Working data »
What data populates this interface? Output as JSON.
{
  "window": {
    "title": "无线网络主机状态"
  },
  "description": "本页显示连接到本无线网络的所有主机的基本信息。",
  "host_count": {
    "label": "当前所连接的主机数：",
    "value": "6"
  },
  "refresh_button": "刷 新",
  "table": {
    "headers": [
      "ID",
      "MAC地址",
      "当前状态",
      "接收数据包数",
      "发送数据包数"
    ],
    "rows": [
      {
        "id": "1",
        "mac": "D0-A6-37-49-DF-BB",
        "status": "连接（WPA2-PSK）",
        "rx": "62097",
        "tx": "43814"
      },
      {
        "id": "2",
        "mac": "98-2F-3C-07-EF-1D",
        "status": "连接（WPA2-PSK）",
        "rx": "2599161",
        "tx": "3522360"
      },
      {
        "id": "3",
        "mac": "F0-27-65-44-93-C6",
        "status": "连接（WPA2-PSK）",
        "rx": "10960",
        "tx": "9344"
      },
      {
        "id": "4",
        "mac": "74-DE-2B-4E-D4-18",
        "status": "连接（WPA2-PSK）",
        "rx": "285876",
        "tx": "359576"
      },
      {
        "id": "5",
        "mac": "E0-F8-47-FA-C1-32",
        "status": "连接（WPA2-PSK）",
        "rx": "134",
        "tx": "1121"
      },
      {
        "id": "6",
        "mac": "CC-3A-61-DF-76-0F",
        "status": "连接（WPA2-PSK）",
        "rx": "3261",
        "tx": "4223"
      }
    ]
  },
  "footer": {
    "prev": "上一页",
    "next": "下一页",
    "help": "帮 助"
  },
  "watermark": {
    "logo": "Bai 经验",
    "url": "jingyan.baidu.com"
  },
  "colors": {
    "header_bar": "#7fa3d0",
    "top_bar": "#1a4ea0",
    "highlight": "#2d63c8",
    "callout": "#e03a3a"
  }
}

What is being asked » Quote the data in full, keeping each word unchanged.

Expected answer »
What data populates this interface? Output as JSON.
{
  "window": {
    "title": "无线网络主机状态"
  },
  "description": "本页显示连接到本无线网络的所有主机的基本信息。",
  "host_count": {
    "label": "当前所连接的主机数：",
    "value": "6"
  },
  "refresh_button": "刷 新",
  "table": {
    "headers": [
      "ID",
      "MAC地址",
      "当前状态",
      "接收数据包数",
      "发送数据包数"
    ],
    "rows": [
      {
        "id": "1",
        "mac": "D0-A6-37-49-DF-BB",
        "status": "连接（WPA2-PSK）",
        "rx": "62097",
        "tx": "43814"
      },
      {
        "id": "2",
        "mac": "98-2F-3C-07-EF-1D",
        "status": "连接（WPA2-PSK）",
        "rx": "2599161",
        "tx": "3522360"
      },
      {
        "id": "3",
        "mac": "F0-27-65-44-93-C6",
        "status": "连接（WPA2-PSK）",
        "rx": "10960",
        "tx": "9344"
      },
      {
        "id": "4",
        "mac": "74-DE-2B-4E-D4-18",
        "status": "连接（WPA2-PSK）",
        "rx": "285876",
        "tx": "359576"
      },
      {
        "id": "5",
        "mac": "E0-F8-47-FA-C1-32",
        "status": "连接（WPA2-PSK）",
        "rx": "134",
        "tx": "1121"
      },
      {
        "id": "6",
        "mac": "CC-3A-61-DF-76-0F",
        "status": "连接（WPA2-PSK）",
        "rx": "3261",
        "tx": "4223"
      }
    ]
  },
  "footer": {
    "prev": "上一页",
    "next": "下一页",
    "help": "帮 助"
  },
  "watermark": {
    "logo": "Bai 经验",
    "url": "jingyan.baidu.com"
  },
  "colors": {
    "header_bar": "#7fa3d0",
    "top_bar": "#1a4ea0",
    "highlight": "#2d63c8",
    "callout": "#e03a3a"
  }
}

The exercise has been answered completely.